-- Task data start --

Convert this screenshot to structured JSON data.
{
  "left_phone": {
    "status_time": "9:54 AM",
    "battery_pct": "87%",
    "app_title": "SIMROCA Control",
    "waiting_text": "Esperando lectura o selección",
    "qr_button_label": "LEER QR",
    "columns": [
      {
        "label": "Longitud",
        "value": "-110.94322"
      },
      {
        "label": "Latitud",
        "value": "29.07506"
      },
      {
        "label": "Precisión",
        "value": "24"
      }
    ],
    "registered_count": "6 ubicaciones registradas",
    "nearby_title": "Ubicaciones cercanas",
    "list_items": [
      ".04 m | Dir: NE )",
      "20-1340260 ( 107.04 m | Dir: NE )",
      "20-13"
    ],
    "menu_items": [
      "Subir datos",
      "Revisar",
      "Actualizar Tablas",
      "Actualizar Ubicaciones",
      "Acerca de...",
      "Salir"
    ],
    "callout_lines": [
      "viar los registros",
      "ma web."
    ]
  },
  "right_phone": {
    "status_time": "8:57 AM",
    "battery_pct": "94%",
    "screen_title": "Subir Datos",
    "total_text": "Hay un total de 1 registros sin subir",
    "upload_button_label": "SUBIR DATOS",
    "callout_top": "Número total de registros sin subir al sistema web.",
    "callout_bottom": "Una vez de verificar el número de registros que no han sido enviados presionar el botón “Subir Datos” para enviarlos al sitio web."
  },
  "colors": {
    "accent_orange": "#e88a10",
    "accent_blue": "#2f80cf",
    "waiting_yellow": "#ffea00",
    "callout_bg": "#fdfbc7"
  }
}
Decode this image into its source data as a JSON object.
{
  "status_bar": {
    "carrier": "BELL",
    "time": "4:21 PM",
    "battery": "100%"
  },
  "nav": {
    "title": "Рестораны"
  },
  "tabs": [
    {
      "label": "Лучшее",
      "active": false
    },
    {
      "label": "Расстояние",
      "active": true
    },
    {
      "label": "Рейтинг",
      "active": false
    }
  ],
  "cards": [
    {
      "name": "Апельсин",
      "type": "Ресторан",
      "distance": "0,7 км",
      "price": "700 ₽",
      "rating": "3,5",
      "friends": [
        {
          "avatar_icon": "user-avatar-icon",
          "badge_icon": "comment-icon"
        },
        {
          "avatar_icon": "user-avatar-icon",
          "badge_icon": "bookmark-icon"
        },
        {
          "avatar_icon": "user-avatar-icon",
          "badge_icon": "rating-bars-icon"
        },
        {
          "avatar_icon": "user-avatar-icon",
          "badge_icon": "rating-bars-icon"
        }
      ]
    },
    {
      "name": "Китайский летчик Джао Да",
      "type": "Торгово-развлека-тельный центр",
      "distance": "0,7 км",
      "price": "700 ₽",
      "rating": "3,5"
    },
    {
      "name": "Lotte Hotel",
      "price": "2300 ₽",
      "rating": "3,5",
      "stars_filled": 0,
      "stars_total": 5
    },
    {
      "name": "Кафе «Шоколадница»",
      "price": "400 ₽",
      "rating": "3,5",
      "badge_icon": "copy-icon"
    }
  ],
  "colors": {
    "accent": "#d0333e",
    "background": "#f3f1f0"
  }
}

-- Task data end --

▶ Aim
Give the entries again in full, exactly as they are written.

▶ Output below
Convert this screenshot to structured JSON data.
{
  "left_phone": {
    "status_time": "9:54 AM",
    "battery_pct": "87%",
    "app_title": "SIMROCA Control",
    "waiting_text": "Esperando lectura o selección",
    "qr_button_label": "LEER QR",
    "columns": [
      {
        "label": "Longitud",
        "value": "-110.94322"
      },
      {
        "label": "Latitud",
        "value": "29.07506"
      },
      {
        "label": "Precisión",
        "value": "24"
      }
    ],
    "registered_count": "6 ubicaciones registradas",
    "nearby_title": "Ubicaciones cercanas",
    "list_items": [
      ".04 m | Dir: NE )",
      "20-1340260 ( 107.04 m | Dir: NE )",
      "20-13"
    ],
    "menu_items": [
      "Subir datos",
      "Revisar",
      "Actualizar Tablas",
      "Actualizar Ubicaciones",
      "Acerca de...",
      "Salir"
    ],
    "callout_lines": [
      "viar los registros",
      "ma web."
    ]
  },
  "right_phone": {
    "status_time": "8:57 AM",
    "battery_pct": "94%",
    "screen_title": "Subir Datos",
    "total_text": "Hay un total de 1 registros sin subir",
    "upload_button_label": "SUBIR DATOS",
    "callout_top": "Número total de registros sin subir al sistema web.",
    "callout_bottom": "Una vez de verificar el número de registros que no han sido enviados presionar el botón “Subir Datos” para enviarlos al sitio web."
  },
  "colors": {
    "accent_orange": "#e88a10",
    "accent_blue": "#2f80cf",
    "waiting_yellow": "#ffea00",
    "callout_bg": "#fdfbc7"
  }
}
Decode this image into its source data as a JSON object.
{
  "status_bar": {
    "carrier": "BELL",
    "time": "4:21 PM",
    "battery": "100%"
  },
  "nav": {
    "title": "Рестораны"
  },
  "tabs": [
    {
      "label": "Лучшее",
      "active": false
    },
    {
      "label": "Расстояние",
      "active": true
    },
    {
      "label": "Рейтинг",
      "active": false
    }
  ],
  "cards": [
    {
      "name": "Апельсин",
      "type": "Ресторан",
      "distance": "0,7 км",
      "price": "700 ₽",
      "rating": "3,5",
      "friends": [
        {
          "avatar_icon": "user-avatar-icon",
          "badge_icon": "comment-icon"
        },
        {
          "avatar_icon": "user-avatar-icon",
          "badge_icon": "bookmark-icon"
        },
        {
          "avatar_icon": "user-avatar-icon",
          "badge_icon": "rating-bars-icon"
        },
        {
          "avatar_icon": "user-avatar-icon",
          "badge_icon": "rating-bars-icon"
        }
      ]
    },
    {
      "name": "Китайский летчик Джао Да",
      "type": "Торгово-развлека-тельный центр",
      "distance": "0,7 км",
      "price": "700 ₽",
      "rating": "3,5"
    },
    {
      "name": "Lotte Hotel",
      "price": "2300 ₽",
      "rating": "3,5",
      "stars_filled": 0,
      "stars_total": 5
    },
    {
      "name": "Кафе «Шоколадница»",
      "price": "400 ₽",
      "rating": "3,5",
      "badge_icon": "copy-icon"
    }
  ],
  "colors": {
    "accent": "#d0333e",
    "background": "#f3f1f0"
  }
}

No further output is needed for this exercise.